:: Provided material
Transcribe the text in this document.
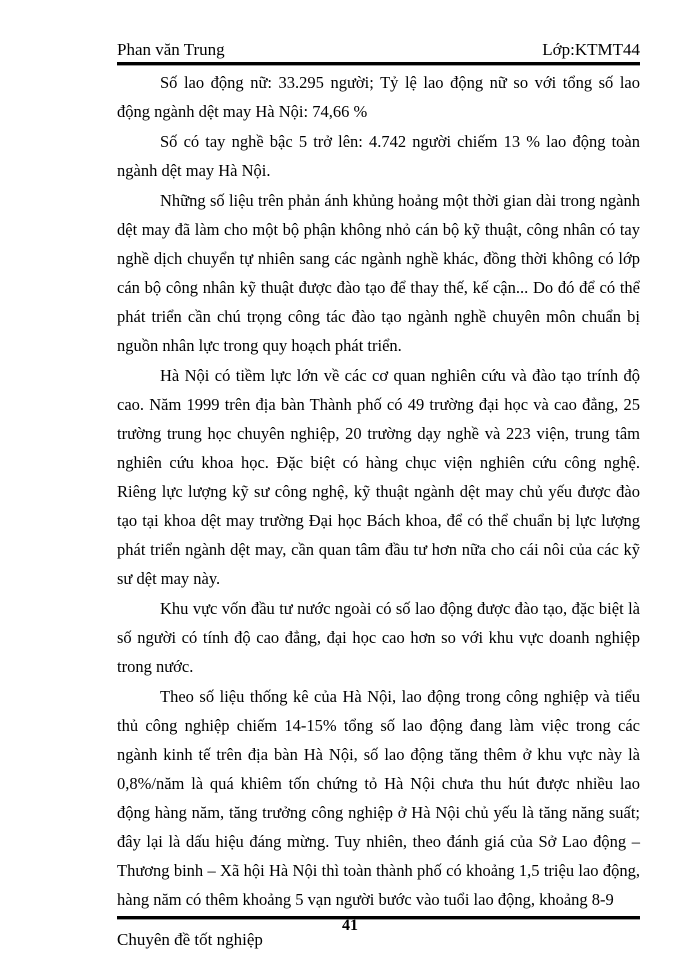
Phan văn Trung	Lớp:KTMT44
Số lao động nữ: 33.295 người; Tỷ lệ lao động nữ so với tổng số lao
động ngành dệt may Hà Nội: 74,66 %
Số có tay nghề bậc 5 trở lên: 4.742 người chiếm 13 % lao động toàn
ngành dệt may Hà Nội.
Những số liệu trên phản ánh khủng hoảng một thời gian dài trong ngành
dệt may đã làm cho một bộ phận không nhỏ cán bộ kỹ thuật, công nhân có tay
nghề dịch chuyển tự nhiên sang các ngành nghề khác, đồng thời không có lớp
cán bộ công nhân kỹ thuật được đào tạo để thay thế, kế cận... Do đó để có thể
phát triển cần chú trọng công tác đào tạo ngành nghề chuyên môn chuẩn bị
nguồn nhân lực trong quy hoạch phát triển.
Hà Nội có tiềm lực lớn về các cơ quan nghiên cứu và đào tạo trính độ
cao. Năm 1999 trên địa bàn Thành phố có 49 trường đại học và cao đẳng, 25
trường trung học chuyên nghiệp, 20 trường dạy nghề và 223 viện, trung tâm
nghiên cứu khoa học. Đặc biệt có hàng chục viện nghiên cứu công nghệ.
Riêng lực lượng kỹ sư công nghệ, kỹ thuật ngành dệt may chủ yếu được đào
tạo tại khoa dệt may trường Đại học Bách khoa, để có thể chuẩn bị lực lượng
phát triển ngành dệt may, cần quan tâm đầu tư hơn nữa cho cái nôi của các kỹ
sư dệt may này.
Khu vực vốn đầu tư nước ngoài có số lao động được đào tạo, đặc biệt là
số người có tính độ cao đẳng, đại học cao hơn so với khu vực doanh nghiệp
trong nước.
Theo số liệu thống kê của Hà Nội, lao động trong công nghiệp và tiểu
thủ công nghiệp chiếm 14-15% tổng số lao động đang làm việc trong các
ngành kinh tế trên địa bàn Hà Nội, số lao động tăng thêm ở khu vực này là
0,8%/năm là quá khiêm tốn chứng tỏ Hà Nội chưa thu hút được nhiều lao
động hàng năm, tăng trưởng công nghiệp ở Hà Nội chủ yếu là tăng năng suất;
đây lại là dấu hiệu đáng mừng. Tuy nhiên, theo đánh giá của Sở Lao động –
Thương binh – Xã hội Hà Nội thì toàn thành phố có khoảng 1,5 triệu lao động,
hàng năm có thêm khoảng 5 vạn người bước vào tuổi lao động, khoảng 8-9
41
Chuyên đề tốt nghiệp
::::
**Exercise prompt**
Transcribe every line from the records above without alteration, and leave out the images.

**Exercise solution**
Transcribe the text in this document.
Phan văn Trung	Lớp:KTMT44
Số lao động nữ: 33.295 người; Tỷ lệ lao động nữ so với tổng số lao
động ngành dệt may Hà Nội: 74,66 %
Số có tay nghề bậc 5 trở lên: 4.742 người chiếm 13 % lao động toàn
ngành dệt may Hà Nội.
Những số liệu trên phản ánh khủng hoảng một thời gian dài trong ngành
dệt may đã làm cho một bộ phận không nhỏ cán bộ kỹ thuật, công nhân có tay
nghề dịch chuyển tự nhiên sang các ngành nghề khác, đồng thời không có lớp
cán bộ công nhân kỹ thuật được đào tạo để thay thế, kế cận... Do đó để có thể
phát triển cần chú trọng công tác đào tạo ngành nghề chuyên môn chuẩn bị
nguồn nhân lực trong quy hoạch phát triển.
Hà Nội có tiềm lực lớn về các cơ quan nghiên cứu và đào tạo trính độ
cao. Năm 1999 trên địa bàn Thành phố có 49 trường đại học và cao đẳng, 25
trường trung học chuyên nghiệp, 20 trường dạy nghề và 223 viện, trung tâm
nghiên cứu khoa học. Đặc biệt có hàng chục viện nghiên cứu công nghệ.
Riêng lực lượng kỹ sư công nghệ, kỹ thuật ngành dệt may chủ yếu được đào
tạo tại khoa dệt may trường Đại học Bách khoa, để có thể chuẩn bị lực lượng
phát triển ngành dệt may, cần quan tâm đầu tư hơn nữa cho cái nôi của các kỹ
sư dệt may này.
Khu vực vốn đầu tư nước ngoài có số lao động được đào tạo, đặc biệt là
số người có tính độ cao đẳng, đại học cao hơn so với khu vực doanh nghiệp
trong nước.
Theo số liệu thống kê của Hà Nội, lao động trong công nghiệp và tiểu
thủ công nghiệp chiếm 14-15% tổng số lao động đang làm việc trong các
ngành kinh tế trên địa bàn Hà Nội, số lao động tăng thêm ở khu vực này là
0,8%/năm là quá khiêm tốn chứng tỏ Hà Nội chưa thu hút được nhiều lao
động hàng năm, tăng trưởng công nghiệp ở Hà Nội chủ yếu là tăng năng suất;
đây lại là dấu hiệu đáng mừng. Tuy nhiên, theo đánh giá của Sở Lao động –
Thương binh – Xã hội Hà Nội thì toàn thành phố có khoảng 1,5 triệu lao động,
hàng năm có thêm khoảng 5 vạn người bước vào tuổi lao động, khoảng 8-9
41
Chuyên đề tốt nghiệp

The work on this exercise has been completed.